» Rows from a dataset
#####

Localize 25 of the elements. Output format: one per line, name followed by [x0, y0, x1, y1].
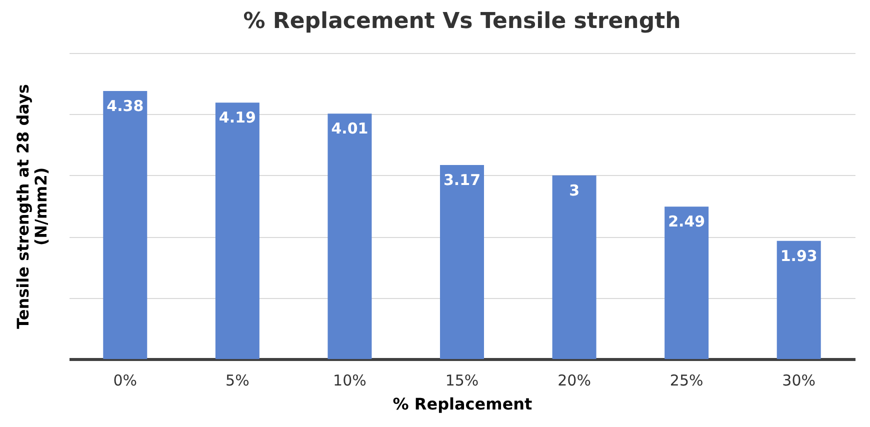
- chart-title: % Replacement Vs Tensile strength: [243, 9, 681, 34]
- data-label: 4.19: [218, 108, 256, 127]
- bar: [776, 240, 821, 359]
- x-tick-label: 0%: [113, 372, 138, 390]
- data-label: 1.93: [780, 246, 818, 265]
- bar: [552, 175, 596, 359]
- x-tick-label: 15%: [445, 372, 479, 390]
- data-label: 4.38: [106, 96, 144, 115]
- bar: [328, 114, 372, 359]
- bar: [440, 164, 484, 359]
- data-label: 4.01: [331, 120, 368, 138]
- data-label: 2.49: [668, 212, 706, 231]
- x-tick-label: 10%: [333, 372, 366, 390]
- x-tick-label: 20%: [558, 372, 591, 390]
- text: (N/mm2): [32, 167, 50, 246]
- x-tick-label: 5%: [226, 372, 250, 390]
- x-axis-title: % Replacement: [392, 394, 533, 414]
- data-label: 3.17: [443, 170, 481, 189]
- x-tick-label: 25%: [670, 372, 704, 390]
- bar: [664, 206, 709, 359]
- bar: [215, 102, 260, 359]
- text: Tensile strength at 28 days: [14, 84, 32, 329]
- data-label: 3: [569, 181, 580, 200]
- x-tick-label: 30%: [782, 372, 816, 390]
- bar: [103, 90, 148, 359]
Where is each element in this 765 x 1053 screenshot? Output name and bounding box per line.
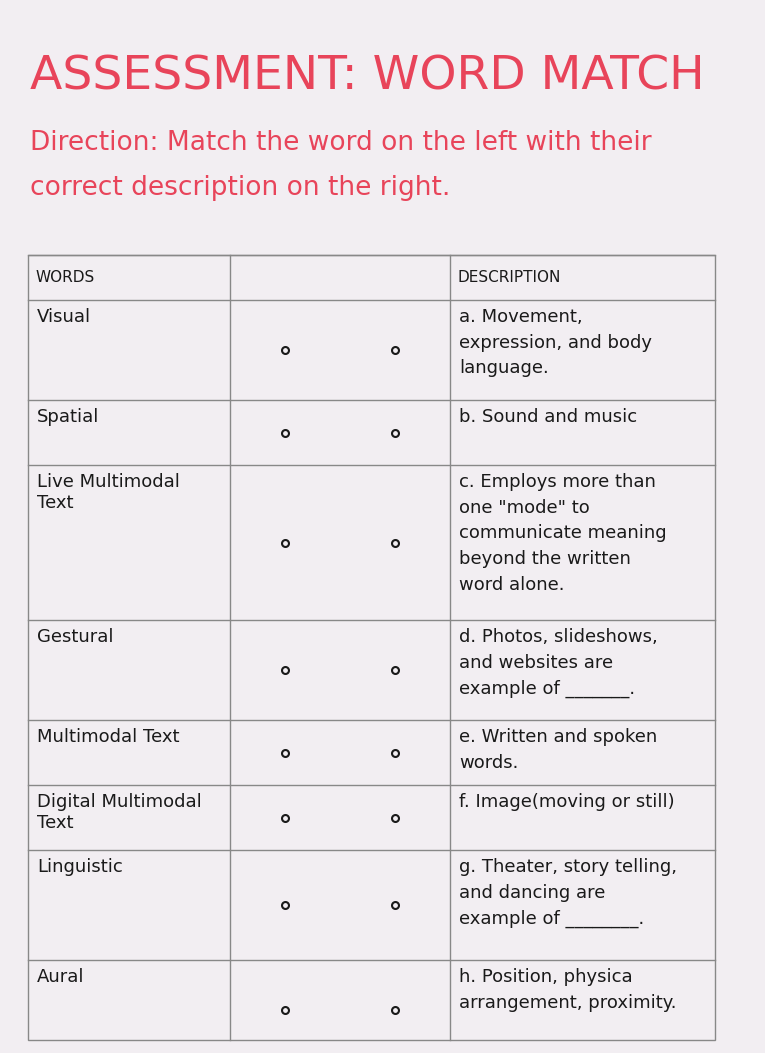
Text: Gestural: Gestural [37, 628, 113, 645]
Text: b. Sound and music: b. Sound and music [459, 408, 637, 426]
Text: Multimodal Text: Multimodal Text [37, 728, 180, 746]
Text: c. Employs more than
one "mode" to
communicate meaning
beyond the written
word a: c. Employs more than one "mode" to commu… [459, 473, 666, 594]
Text: Direction: Match the word on the left with their: Direction: Match the word on the left wi… [30, 130, 652, 156]
Text: Visual: Visual [37, 307, 91, 326]
Text: correct description on the right.: correct description on the right. [30, 175, 451, 201]
Text: DESCRIPTION: DESCRIPTION [458, 270, 562, 285]
Text: WORDS: WORDS [36, 270, 96, 285]
Text: ASSESSMENT: WORD MATCH: ASSESSMENT: WORD MATCH [30, 55, 705, 100]
Text: Digital Multimodal
Text: Digital Multimodal Text [37, 793, 202, 832]
Text: Linguistic: Linguistic [37, 858, 122, 876]
Text: Aural: Aural [37, 968, 84, 986]
Text: e. Written and spoken
words.: e. Written and spoken words. [459, 728, 657, 772]
Text: Spatial: Spatial [37, 408, 99, 426]
Text: g. Theater, story telling,
and dancing are
example of ________.: g. Theater, story telling, and dancing a… [459, 858, 677, 928]
Text: Live Multimodal
Text: Live Multimodal Text [37, 473, 180, 512]
Text: d. Photos, slideshows,
and websites are
example of _______.: d. Photos, slideshows, and websites are … [459, 628, 658, 698]
Bar [28, 255, 715, 1040]
Text: f. Image(moving or still): f. Image(moving or still) [459, 793, 675, 811]
Text: h. Position, physica
arrangement, proximity.: h. Position, physica arrangement, proxim… [459, 968, 676, 1012]
Text: a. Movement,
expression, and body
language.: a. Movement, expression, and body langua… [459, 307, 652, 377]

#####

» The problem
Please output all of the records above as a Markdown table with two columns, Number for the row number and Record line for the line itself. Skip any blank lines and leave the pictures out of the table.

» Expected output
| Number | Record line |
|---|---|
| 1 | Localize 25 of the elements. Output format: one per line, name followed by [x0, y0, x1, y1]. |
| 2 | - chart-title: % Replacement Vs Tensile strength: [243, 9, 681, 34] |
| 3 | - data-label: 4.19: [218, 108, 256, 127] |
| 4 | - bar: [776, 240, 821, 359] |
| 5 | - x-tick-label: 0%: [113, 372, 138, 390] |
| 6 | - data-label: 1.93: [780, 246, 818, 265] |
| 7 | - bar: [552, 175, 596, 359] |
| 8 | - x-tick-label: 15%: [445, 372, 479, 390] |
| 9 | - data-label: 4.38: [106, 96, 144, 115] |
| 10 | - bar: [328, 114, 372, 359] |
| 11 | - bar: [440, 164, 484, 359] |
| 12 | - data-label: 4.01: [331, 120, 368, 138] |
| 13 | - data-label: 2.49: [668, 212, 706, 231] |
| 14 | - x-tick-label: 10%: [333, 372, 366, 390] |
| 15 | - x-tick-label: 20%: [558, 372, 591, 390] |
| 16 | - text: (N/mm2): [32, 167, 50, 246] |
| 17 | - x-tick-label: 5%: [226, 372, 250, 390] |
| 18 | - x-axis-title: % Replacement: [392, 394, 533, 414] |
| 19 | - data-label: 3.17: [443, 170, 481, 189] |
| 20 | - x-tick-label: 25%: [670, 372, 704, 390] |
| 21 | - bar: [664, 206, 709, 359] |
| 22 | - bar: [215, 102, 260, 359] |
| 23 | - text: Tensile strength at 28 days: [14, 84, 32, 329] |
| 24 | - data-label: 3: [569, 181, 580, 200] |
| 25 | - x-tick-label: 30%: [782, 372, 816, 390] |
| 26 | - bar: [103, 90, 148, 359] |
| 27 | Where is each element in this 765 x 1053 screenshot? Output name and bounding box per line. |
| 28 | Text: Gestural: Gestural [37, 628, 113, 645] |
| 29 | Text: b. Sound and music: b. Sound and music [459, 408, 637, 426] |
| 30 | Text: Multimodal Text: Multimodal Text [37, 728, 180, 746] |
| 31 | Text: c. Employs more than |
| 32 | one "mode" to |
| 33 | communicate meaning |
| 34 | beyond the written |
| 35 | word a: c. Employs more than one "mode" to commu… [459, 473, 666, 594] |
| 36 | Text: Direction: Match the word on the left with their: Direction: Match the word on the left wi… [30, 130, 652, 156] |
| 37 | Text: Visual: Visual [37, 307, 91, 326] |
| 38 | Text: correct description on the right.: correct description on the right. [30, 175, 451, 201] |
| 39 | Text: DESCRIPTION: DESCRIPTION [458, 270, 562, 285] |
| 40 | Text: WORDS: WORDS [36, 270, 96, 285] |
| 41 | Text: ASSESSMENT: WORD MATCH: ASSESSMENT: WORD MATCH [30, 55, 705, 100] |
| 42 | Text: Digital Multimodal |
| 43 | Text: Digital Multimodal Text [37, 793, 202, 832] |
| 44 | Text: Linguistic: Linguistic [37, 858, 122, 876] |
| 45 | Text: Aural: Aural [37, 968, 84, 986] |
| 46 | Text: e. Written and spoken |
| 47 | words.: e. Written and spoken words. [459, 728, 657, 772] |
| 48 | Text: Spatial: Spatial [37, 408, 99, 426] |
| 49 | Text: g. Theater, story telling, |
| 50 | and dancing are |
| 51 | example of ________.: g. Theater, story telling, and dancing a… [459, 858, 677, 928] |
| 52 | Text: Live Multimodal |
| 53 | Text: Live Multimodal Text [37, 473, 180, 512] |
| 54 | Text: d. Photos, slideshows, |
| 55 | and websites are |
| 56 | example of _______.: d. Photos, slideshows, and websites are … [459, 628, 658, 698] |
| 57 | Bar [28, 255, 715, 1040] |
| 58 | Text: f. Image(moving or still): f. Image(moving or still) [459, 793, 675, 811] |
| 59 | Text: h. Position, physica |
| 60 | arrangement, proximity.: h. Position, physica arrangement, proxim… [459, 968, 676, 1012] |
| 61 | Text: a. Movement, |
| 62 | expression, and body |
| 63 | language.: a. Movement, expression, and body langua… [459, 307, 652, 377] |